Work to be completed: Write out every one of the following lines word for word, with each character, number and space unchanged.

☆ ☆ ☆ ☆ ☆ ☆ ☆

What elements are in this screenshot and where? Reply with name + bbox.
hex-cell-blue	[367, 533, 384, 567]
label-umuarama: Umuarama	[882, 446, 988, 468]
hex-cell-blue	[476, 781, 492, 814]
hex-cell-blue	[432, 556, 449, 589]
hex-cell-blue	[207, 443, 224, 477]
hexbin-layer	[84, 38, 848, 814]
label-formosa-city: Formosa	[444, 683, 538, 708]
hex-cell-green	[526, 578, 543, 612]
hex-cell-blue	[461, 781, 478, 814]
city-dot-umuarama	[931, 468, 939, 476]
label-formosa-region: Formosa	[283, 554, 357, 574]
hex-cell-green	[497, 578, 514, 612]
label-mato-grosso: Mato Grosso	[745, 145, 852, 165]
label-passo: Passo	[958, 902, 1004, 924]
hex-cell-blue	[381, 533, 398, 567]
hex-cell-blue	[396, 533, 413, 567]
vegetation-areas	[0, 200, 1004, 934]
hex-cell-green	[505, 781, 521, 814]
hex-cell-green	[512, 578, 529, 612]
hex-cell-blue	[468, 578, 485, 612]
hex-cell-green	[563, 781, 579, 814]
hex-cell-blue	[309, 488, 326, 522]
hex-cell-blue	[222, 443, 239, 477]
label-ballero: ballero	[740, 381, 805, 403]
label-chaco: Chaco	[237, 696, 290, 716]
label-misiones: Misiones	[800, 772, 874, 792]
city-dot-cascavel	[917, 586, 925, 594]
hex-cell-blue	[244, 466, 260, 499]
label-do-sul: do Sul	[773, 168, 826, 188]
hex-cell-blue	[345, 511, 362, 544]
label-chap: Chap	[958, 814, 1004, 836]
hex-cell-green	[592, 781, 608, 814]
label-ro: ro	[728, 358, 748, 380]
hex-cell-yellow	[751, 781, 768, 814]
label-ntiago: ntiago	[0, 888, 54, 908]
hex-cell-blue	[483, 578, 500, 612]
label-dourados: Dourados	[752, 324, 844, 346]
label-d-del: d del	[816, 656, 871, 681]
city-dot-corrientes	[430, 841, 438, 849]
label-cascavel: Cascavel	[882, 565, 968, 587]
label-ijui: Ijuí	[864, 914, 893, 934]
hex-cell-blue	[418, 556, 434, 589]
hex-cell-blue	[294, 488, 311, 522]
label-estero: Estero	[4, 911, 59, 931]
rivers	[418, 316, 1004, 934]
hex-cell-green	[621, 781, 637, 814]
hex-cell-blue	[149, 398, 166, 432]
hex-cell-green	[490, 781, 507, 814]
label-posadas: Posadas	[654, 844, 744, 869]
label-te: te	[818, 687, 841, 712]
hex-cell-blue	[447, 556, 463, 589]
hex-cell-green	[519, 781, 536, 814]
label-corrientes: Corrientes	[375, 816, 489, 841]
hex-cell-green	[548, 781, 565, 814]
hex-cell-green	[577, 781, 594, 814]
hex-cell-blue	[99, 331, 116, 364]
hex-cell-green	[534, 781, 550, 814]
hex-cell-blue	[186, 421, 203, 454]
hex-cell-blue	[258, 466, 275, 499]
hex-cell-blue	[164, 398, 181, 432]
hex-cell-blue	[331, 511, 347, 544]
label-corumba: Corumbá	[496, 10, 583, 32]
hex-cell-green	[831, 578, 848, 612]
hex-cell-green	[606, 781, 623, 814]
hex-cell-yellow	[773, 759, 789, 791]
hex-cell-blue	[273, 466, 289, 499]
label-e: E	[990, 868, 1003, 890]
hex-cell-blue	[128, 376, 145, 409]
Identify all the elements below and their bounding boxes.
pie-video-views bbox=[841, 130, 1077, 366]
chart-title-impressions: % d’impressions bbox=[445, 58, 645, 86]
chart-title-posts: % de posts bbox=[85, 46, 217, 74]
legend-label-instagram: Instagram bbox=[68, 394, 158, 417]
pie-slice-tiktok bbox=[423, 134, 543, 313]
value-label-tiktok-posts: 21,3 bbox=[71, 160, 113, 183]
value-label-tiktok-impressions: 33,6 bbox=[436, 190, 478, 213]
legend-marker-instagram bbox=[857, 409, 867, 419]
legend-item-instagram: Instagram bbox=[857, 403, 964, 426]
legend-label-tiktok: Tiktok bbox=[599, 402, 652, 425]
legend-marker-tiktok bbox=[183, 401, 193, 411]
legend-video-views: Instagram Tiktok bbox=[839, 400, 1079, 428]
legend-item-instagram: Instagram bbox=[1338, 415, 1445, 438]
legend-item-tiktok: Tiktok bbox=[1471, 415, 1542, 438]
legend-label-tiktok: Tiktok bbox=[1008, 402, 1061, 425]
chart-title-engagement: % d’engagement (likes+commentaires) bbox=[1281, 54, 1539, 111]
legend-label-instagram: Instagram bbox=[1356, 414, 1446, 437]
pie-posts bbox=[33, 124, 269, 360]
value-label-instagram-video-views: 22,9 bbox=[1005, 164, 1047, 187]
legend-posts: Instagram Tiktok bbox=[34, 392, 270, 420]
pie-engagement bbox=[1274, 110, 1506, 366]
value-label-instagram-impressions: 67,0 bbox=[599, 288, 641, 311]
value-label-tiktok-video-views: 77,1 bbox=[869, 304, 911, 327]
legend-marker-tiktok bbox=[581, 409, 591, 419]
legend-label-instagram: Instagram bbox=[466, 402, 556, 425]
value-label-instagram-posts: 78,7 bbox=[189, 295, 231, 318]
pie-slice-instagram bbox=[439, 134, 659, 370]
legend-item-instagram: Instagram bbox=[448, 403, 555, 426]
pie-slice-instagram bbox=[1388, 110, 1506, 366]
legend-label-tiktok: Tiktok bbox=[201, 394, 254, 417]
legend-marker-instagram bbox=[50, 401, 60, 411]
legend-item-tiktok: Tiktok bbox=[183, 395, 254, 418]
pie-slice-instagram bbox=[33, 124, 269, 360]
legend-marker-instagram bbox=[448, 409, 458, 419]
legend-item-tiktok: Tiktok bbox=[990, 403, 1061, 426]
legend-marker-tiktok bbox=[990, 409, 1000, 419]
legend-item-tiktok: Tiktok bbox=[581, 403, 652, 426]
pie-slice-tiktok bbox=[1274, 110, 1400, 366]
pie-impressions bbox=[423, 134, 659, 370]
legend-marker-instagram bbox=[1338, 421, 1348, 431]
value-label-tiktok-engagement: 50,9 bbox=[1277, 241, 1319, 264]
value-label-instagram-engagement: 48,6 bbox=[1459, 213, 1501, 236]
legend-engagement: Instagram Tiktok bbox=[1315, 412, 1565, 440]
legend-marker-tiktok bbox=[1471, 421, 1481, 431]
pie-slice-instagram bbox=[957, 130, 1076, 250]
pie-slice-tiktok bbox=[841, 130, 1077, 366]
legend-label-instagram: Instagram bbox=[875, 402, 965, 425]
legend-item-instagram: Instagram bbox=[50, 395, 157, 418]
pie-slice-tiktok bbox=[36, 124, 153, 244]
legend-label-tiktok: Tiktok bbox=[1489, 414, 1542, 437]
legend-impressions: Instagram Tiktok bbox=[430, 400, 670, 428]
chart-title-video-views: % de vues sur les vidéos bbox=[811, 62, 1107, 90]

☆ ☆ ☆ ☆ ☆ ☆ ☆

Result:
What elements are in this screenshot and where? Reply with name + bbox.
hex-cell-blue	[367, 533, 384, 567]
label-umuarama: Umuarama	[882, 446, 988, 468]
hex-cell-blue	[476, 781, 492, 814]
hex-cell-blue	[432, 556, 449, 589]
hex-cell-blue	[207, 443, 224, 477]
hexbin-layer	[84, 38, 848, 814]
label-formosa-city: Formosa	[444, 683, 538, 708]
hex-cell-green	[526, 578, 543, 612]
hex-cell-blue	[461, 781, 478, 814]
city-dot-umuarama	[931, 468, 939, 476]
label-formosa-region: Formosa	[283, 554, 357, 574]
hex-cell-green	[497, 578, 514, 612]
label-mato-grosso: Mato Grosso	[745, 145, 852, 165]
label-passo: Passo	[958, 902, 1004, 924]
hex-cell-blue	[381, 533, 398, 567]
hex-cell-blue	[396, 533, 413, 567]
vegetation-areas	[0, 200, 1004, 934]
hex-cell-green	[505, 781, 521, 814]
hex-cell-green	[512, 578, 529, 612]
hex-cell-blue	[468, 578, 485, 612]
hex-cell-green	[563, 781, 579, 814]
hex-cell-blue	[309, 488, 326, 522]
hex-cell-blue	[222, 443, 239, 477]
label-ballero: ballero	[740, 381, 805, 403]
label-chaco: Chaco	[237, 696, 290, 716]
label-misiones: Misiones	[800, 772, 874, 792]
city-dot-cascavel	[917, 586, 925, 594]
hex-cell-blue	[244, 466, 260, 499]
label-do-sul: do Sul	[773, 168, 826, 188]
hex-cell-blue	[345, 511, 362, 544]
label-chap: Chap	[958, 814, 1004, 836]
hex-cell-green	[592, 781, 608, 814]
label-ro: ro	[728, 358, 748, 380]
hex-cell-yellow	[751, 781, 768, 814]
label-ntiago: ntiago	[0, 888, 54, 908]
hex-cell-blue	[483, 578, 500, 612]
label-dourados: Dourados	[752, 324, 844, 346]
label-d-del: d del	[816, 656, 871, 681]
city-dot-corrientes	[430, 841, 438, 849]
label-cascavel: Cascavel	[882, 565, 968, 587]
label-ijui: Ijuí	[864, 914, 893, 934]
hex-cell-blue	[418, 556, 434, 589]
hex-cell-blue	[294, 488, 311, 522]
label-estero: Estero	[4, 911, 59, 931]
rivers	[418, 316, 1004, 934]
hex-cell-green	[621, 781, 637, 814]
hex-cell-blue	[149, 398, 166, 432]
hex-cell-green	[490, 781, 507, 814]
label-posadas: Posadas	[654, 844, 744, 869]
label-te: te	[818, 687, 841, 712]
hex-cell-blue	[447, 556, 463, 589]
hex-cell-green	[519, 781, 536, 814]
label-corrientes: Corrientes	[375, 816, 489, 841]
hex-cell-green	[548, 781, 565, 814]
hex-cell-green	[577, 781, 594, 814]
hex-cell-blue	[99, 331, 116, 364]
hex-cell-green	[534, 781, 550, 814]
hex-cell-blue	[186, 421, 203, 454]
hex-cell-blue	[258, 466, 275, 499]
hex-cell-blue	[164, 398, 181, 432]
hex-cell-blue	[331, 511, 347, 544]
label-corumba: Corumbá	[496, 10, 583, 32]
hex-cell-green	[831, 578, 848, 612]
hex-cell-green	[606, 781, 623, 814]
hex-cell-yellow	[773, 759, 789, 791]
hex-cell-blue	[273, 466, 289, 499]
label-e: E	[990, 868, 1003, 890]
hex-cell-blue	[128, 376, 145, 409]
Identify all the elements below and their bounding boxes.
pie-video-views bbox=[841, 130, 1077, 366]
chart-title-impressions: % d’impressions bbox=[445, 58, 645, 86]
chart-title-posts: % de posts bbox=[85, 46, 217, 74]
legend-label-instagram: Instagram bbox=[68, 394, 158, 417]
pie-slice-tiktok bbox=[423, 134, 543, 313]
value-label-tiktok-posts: 21,3 bbox=[71, 160, 113, 183]
value-label-tiktok-impressions: 33,6 bbox=[436, 190, 478, 213]
legend-marker-instagram bbox=[857, 409, 867, 419]
legend-item-instagram: Instagram bbox=[857, 403, 964, 426]
legend-label-tiktok: Tiktok bbox=[599, 402, 652, 425]
legend-marker-tiktok bbox=[183, 401, 193, 411]
legend-video-views: Instagram Tiktok bbox=[839, 400, 1079, 428]
legend-item-instagram: Instagram bbox=[1338, 415, 1445, 438]
legend-item-tiktok: Tiktok bbox=[1471, 415, 1542, 438]
legend-label-tiktok: Tiktok bbox=[1008, 402, 1061, 425]
chart-title-engagement: % d’engagement (likes+commentaires) bbox=[1281, 54, 1539, 111]
legend-label-instagram: Instagram bbox=[1356, 414, 1446, 437]
pie-posts bbox=[33, 124, 269, 360]
value-label-instagram-video-views: 22,9 bbox=[1005, 164, 1047, 187]
legend-posts: Instagram Tiktok bbox=[34, 392, 270, 420]
pie-engagement bbox=[1274, 110, 1506, 366]
value-label-instagram-impressions: 67,0 bbox=[599, 288, 641, 311]
value-label-tiktok-video-views: 77,1 bbox=[869, 304, 911, 327]
legend-marker-tiktok bbox=[581, 409, 591, 419]
legend-label-instagram: Instagram bbox=[466, 402, 556, 425]
value-label-instagram-posts: 78,7 bbox=[189, 295, 231, 318]
pie-slice-instagram bbox=[439, 134, 659, 370]
legend-item-instagram: Instagram bbox=[448, 403, 555, 426]
pie-slice-instagram bbox=[1388, 110, 1506, 366]
legend-label-tiktok: Tiktok bbox=[201, 394, 254, 417]
legend-marker-instagram bbox=[50, 401, 60, 411]
legend-item-tiktok: Tiktok bbox=[183, 395, 254, 418]
pie-slice-instagram bbox=[33, 124, 269, 360]
legend-marker-instagram bbox=[448, 409, 458, 419]
legend-item-tiktok: Tiktok bbox=[990, 403, 1061, 426]
legend-marker-tiktok bbox=[990, 409, 1000, 419]
legend-item-tiktok: Tiktok bbox=[581, 403, 652, 426]
pie-slice-tiktok bbox=[1274, 110, 1400, 366]
pie-impressions bbox=[423, 134, 659, 370]
legend-marker-instagram bbox=[1338, 421, 1348, 431]
value-label-tiktok-engagement: 50,9 bbox=[1277, 241, 1319, 264]
value-label-instagram-engagement: 48,6 bbox=[1459, 213, 1501, 236]
legend-engagement: Instagram Tiktok bbox=[1315, 412, 1565, 440]
legend-marker-tiktok bbox=[1471, 421, 1481, 431]
pie-slice-instagram bbox=[957, 130, 1076, 250]
pie-slice-tiktok bbox=[841, 130, 1077, 366]
legend-label-instagram: Instagram bbox=[875, 402, 965, 425]
legend-item-instagram: Instagram bbox=[50, 395, 157, 418]
pie-slice-tiktok bbox=[36, 124, 153, 244]
legend-label-tiktok: Tiktok bbox=[1489, 414, 1542, 437]
legend-impressions: Instagram Tiktok bbox=[430, 400, 670, 428]
chart-title-video-views: % de vues sur les vidéos bbox=[811, 62, 1107, 90]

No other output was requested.